本文:
---

うまくお箸が使えない<みぎてちゃん>に、
<ひだりてちゃん>が、お箸の持ち方を教える、という内容の絵本です。
昨年の11月に出版された本でした。
まったく知らなかったのですが、最近ちょっと左利きの検索をしていて、
たまたま見つけました。
最近はあまりこういう検索をやってませんでした。
「必要な情報は必要とするときに手に入る」といった信念があり、
実際にけっこううまくいくのですね。
でもやっぱりそれは、絶え間ない努力の結果であって、
偶然手に入る、という生やさしいものでありません。
・・・
「できるかな絵本」シリーズ
『おはしを じょうずに もてるかな』深見春夫 作・絵 岩崎書店
2024/11/18
(Amazonで見る)

---

一覧:
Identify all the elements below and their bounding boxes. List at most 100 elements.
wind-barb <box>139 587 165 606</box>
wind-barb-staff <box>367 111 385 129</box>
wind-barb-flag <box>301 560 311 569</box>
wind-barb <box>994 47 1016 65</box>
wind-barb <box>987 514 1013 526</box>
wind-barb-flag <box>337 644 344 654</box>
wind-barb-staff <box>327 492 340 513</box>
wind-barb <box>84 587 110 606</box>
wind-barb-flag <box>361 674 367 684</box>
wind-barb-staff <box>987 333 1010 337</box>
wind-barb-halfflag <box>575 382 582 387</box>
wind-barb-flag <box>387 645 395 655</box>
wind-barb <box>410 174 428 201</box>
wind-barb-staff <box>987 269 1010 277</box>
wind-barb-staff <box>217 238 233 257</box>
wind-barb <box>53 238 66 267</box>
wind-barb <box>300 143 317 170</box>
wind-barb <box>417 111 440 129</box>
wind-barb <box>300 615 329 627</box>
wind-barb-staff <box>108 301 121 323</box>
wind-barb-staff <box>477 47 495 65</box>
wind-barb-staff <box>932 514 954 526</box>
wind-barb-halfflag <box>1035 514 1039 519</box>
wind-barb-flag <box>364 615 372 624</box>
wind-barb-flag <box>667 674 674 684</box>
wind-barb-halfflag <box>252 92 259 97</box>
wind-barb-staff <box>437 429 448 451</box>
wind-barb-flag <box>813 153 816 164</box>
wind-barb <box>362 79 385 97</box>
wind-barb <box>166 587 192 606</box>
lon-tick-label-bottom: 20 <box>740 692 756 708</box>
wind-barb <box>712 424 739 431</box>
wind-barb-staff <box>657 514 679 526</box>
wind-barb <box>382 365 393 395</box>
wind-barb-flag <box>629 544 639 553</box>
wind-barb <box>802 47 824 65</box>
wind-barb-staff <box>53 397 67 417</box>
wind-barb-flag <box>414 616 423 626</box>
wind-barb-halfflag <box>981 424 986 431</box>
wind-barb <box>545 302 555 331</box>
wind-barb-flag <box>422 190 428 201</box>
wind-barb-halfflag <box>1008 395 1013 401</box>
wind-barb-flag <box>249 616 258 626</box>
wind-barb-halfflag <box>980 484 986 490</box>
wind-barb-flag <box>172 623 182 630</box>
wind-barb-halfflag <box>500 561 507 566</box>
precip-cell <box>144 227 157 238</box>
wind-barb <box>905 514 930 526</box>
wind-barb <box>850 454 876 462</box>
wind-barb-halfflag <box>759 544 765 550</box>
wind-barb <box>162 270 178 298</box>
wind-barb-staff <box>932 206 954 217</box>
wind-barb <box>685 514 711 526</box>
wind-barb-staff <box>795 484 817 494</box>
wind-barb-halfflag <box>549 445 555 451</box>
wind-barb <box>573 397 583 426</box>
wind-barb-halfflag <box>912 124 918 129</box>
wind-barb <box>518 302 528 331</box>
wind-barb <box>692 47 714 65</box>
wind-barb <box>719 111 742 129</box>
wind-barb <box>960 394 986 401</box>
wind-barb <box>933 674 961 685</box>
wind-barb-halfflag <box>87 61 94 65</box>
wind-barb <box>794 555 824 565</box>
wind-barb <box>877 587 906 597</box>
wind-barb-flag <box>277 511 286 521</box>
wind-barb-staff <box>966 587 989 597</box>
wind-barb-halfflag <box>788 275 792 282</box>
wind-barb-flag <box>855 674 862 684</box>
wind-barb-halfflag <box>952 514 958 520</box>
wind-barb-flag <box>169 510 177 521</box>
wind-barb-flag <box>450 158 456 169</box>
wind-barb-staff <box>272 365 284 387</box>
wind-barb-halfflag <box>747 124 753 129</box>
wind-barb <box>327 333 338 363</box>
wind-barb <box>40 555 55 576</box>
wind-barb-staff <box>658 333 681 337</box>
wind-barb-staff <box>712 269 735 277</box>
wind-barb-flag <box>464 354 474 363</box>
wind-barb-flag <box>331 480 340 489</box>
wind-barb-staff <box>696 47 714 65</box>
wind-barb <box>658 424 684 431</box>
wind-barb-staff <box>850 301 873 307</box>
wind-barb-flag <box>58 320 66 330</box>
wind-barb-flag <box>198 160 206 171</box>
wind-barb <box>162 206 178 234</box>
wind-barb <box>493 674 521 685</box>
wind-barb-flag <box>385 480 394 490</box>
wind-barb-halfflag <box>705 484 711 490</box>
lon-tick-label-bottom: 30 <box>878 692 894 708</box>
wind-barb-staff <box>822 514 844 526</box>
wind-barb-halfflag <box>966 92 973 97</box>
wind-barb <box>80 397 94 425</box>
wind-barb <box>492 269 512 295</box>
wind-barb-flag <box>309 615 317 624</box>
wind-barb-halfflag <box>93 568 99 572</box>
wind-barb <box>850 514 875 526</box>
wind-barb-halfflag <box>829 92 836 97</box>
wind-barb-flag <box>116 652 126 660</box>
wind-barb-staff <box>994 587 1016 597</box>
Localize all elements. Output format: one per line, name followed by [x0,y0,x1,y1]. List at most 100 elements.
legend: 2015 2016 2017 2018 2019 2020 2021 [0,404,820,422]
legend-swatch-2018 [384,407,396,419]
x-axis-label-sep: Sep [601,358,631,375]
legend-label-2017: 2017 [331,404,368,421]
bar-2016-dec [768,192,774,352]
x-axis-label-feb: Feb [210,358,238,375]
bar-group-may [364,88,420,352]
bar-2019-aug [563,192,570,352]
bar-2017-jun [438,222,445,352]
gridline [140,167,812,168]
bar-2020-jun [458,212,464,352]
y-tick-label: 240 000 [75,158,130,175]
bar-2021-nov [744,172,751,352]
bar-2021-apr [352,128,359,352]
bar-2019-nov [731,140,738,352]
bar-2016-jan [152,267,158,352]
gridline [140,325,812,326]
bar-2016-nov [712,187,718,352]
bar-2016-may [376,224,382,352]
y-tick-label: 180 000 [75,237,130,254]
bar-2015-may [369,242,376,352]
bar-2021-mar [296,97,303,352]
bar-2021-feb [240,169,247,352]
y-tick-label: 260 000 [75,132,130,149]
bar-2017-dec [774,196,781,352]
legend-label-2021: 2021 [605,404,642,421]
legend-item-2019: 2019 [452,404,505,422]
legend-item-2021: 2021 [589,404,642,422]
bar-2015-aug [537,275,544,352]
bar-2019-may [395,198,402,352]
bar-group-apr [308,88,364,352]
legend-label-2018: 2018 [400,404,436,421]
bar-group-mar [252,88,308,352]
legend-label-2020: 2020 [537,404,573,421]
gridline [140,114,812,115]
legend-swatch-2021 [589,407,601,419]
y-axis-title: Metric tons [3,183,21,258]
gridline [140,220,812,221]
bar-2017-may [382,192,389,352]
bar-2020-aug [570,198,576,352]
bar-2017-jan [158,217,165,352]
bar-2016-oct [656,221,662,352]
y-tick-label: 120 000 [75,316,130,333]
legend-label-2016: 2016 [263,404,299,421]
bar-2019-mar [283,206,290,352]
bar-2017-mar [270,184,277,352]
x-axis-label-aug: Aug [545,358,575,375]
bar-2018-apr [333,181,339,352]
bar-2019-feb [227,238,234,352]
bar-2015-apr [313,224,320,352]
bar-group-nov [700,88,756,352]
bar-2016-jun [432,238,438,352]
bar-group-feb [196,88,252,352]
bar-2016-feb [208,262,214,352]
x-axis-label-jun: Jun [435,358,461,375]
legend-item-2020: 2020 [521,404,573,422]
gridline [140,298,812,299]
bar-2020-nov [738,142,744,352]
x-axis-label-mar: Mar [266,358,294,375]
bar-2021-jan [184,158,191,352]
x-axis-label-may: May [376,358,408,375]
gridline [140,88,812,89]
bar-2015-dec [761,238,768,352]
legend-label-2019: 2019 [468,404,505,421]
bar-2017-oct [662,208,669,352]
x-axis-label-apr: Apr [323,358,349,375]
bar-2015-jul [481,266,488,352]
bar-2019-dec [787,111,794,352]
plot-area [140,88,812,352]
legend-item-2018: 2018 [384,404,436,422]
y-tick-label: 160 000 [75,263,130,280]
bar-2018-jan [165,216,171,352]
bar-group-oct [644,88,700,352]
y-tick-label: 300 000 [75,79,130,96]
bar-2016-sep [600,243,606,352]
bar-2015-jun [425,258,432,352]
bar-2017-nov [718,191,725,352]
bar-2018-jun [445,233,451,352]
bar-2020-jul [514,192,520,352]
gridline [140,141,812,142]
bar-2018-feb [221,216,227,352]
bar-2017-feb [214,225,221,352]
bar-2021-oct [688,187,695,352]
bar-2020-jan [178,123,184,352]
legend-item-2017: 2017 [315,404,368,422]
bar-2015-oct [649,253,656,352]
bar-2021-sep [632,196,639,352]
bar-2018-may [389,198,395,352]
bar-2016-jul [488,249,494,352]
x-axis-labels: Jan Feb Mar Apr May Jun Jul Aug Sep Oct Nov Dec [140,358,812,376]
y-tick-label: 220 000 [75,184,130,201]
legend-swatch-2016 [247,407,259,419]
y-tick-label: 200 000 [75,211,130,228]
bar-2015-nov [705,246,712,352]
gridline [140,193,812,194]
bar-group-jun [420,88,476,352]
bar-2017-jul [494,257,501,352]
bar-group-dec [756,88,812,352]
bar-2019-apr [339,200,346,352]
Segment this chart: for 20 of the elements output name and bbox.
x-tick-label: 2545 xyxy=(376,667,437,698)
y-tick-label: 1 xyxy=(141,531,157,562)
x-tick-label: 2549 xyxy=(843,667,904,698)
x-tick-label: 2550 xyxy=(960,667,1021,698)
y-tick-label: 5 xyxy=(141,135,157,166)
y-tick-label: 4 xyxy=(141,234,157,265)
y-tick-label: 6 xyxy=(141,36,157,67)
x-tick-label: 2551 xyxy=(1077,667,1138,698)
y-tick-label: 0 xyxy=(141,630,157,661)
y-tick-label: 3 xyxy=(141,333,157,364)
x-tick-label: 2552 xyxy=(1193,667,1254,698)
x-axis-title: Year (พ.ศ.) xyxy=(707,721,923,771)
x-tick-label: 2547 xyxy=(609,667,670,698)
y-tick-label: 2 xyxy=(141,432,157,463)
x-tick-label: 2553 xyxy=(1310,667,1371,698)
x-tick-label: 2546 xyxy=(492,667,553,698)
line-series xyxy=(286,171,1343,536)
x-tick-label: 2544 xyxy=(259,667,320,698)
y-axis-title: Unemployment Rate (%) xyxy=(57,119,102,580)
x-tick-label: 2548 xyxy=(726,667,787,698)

---

課題一覧:
**A.** 本文について、次の問いに答えてください。
(i) 絵本の中で、お箸の持ち方を教えるのはだれですか。
(ii) この絵本の作・絵を手がけたのはだれですか。
(iii) この絵本を出している出版社はどこですか。
**B.** 本文の「まったく知らなかったのですが、最近ちょっと左利きの検索をしていて、」から「(Amazonで見る)」までを、一字も変えずに書き写してもらえますか。

各問の解答:
**A.**
(i) <ひだりてちゃん>
(ii) 深見春夫
(iii) 岩崎書店

**B.**
まったく知らなかったのですが、最近ちょっと左利きの検索をしていて、
たまたま見つけました。
最近はあまりこういう検索をやってませんでした。
「必要な情報は必要とするときに手に入る」といった信念があり、
実際にけっこううまくいくのですね。
でもやっぱりそれは、絶え間ない努力の結果であって、
偶然手に入る、という生やさしいものでありません。
・・・
「できるかな絵本」シリーズ
『おはしを じょうずに もてるかな』深見春夫 作・絵 岩崎書店
2024/11/18
(Amazonで見る)